_Exercise brief_.
Examine the entries and show every line in which the word "Random" is found.

Dataset rows about figures:
-- START --
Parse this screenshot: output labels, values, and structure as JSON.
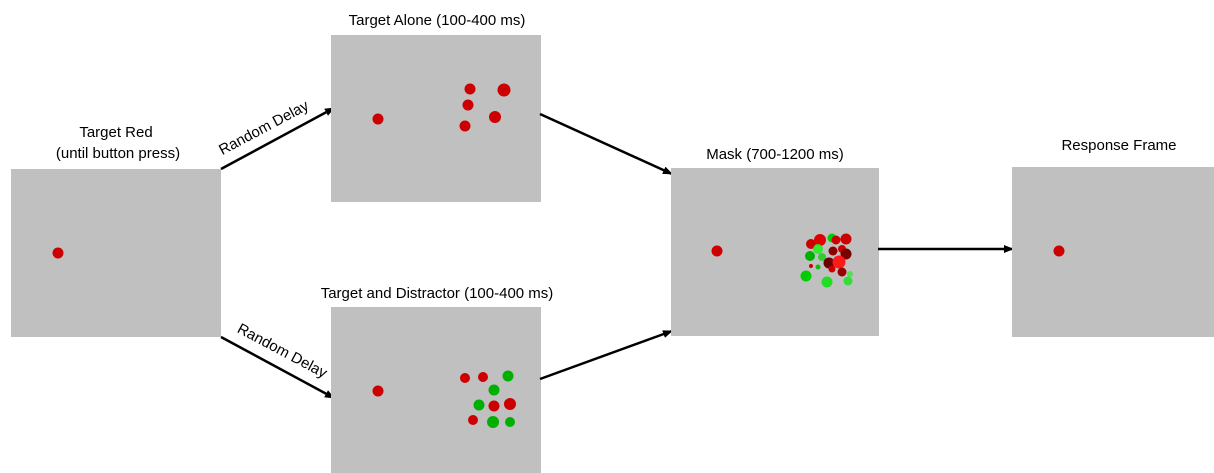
{
  "colors": {
    "panel": "#c0c0c0",
    "target_red": "#cc0000",
    "arrow": "#000000"
  },
  "panels": {
    "target_red": {
      "label_line1": "Target Red",
      "label_line2": "(until button press)"
    },
    "target_alone": {
      "label": "Target Alone (100-400 ms)"
    },
    "target_distractor": {
      "label": "Target and Distractor (100-400 ms)"
    },
    "mask": {
      "label": "Mask (700-1200 ms)"
    },
    "response": {
      "label": "Response Frame"
    }
  },
  "arrows": {
    "upper_label": "Random Delay",
    "lower_label": "Random Delay"
  }
}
-- END --
_Correct answer_.
    "upper_label": "Random Delay",
    "lower_label": "Random Delay"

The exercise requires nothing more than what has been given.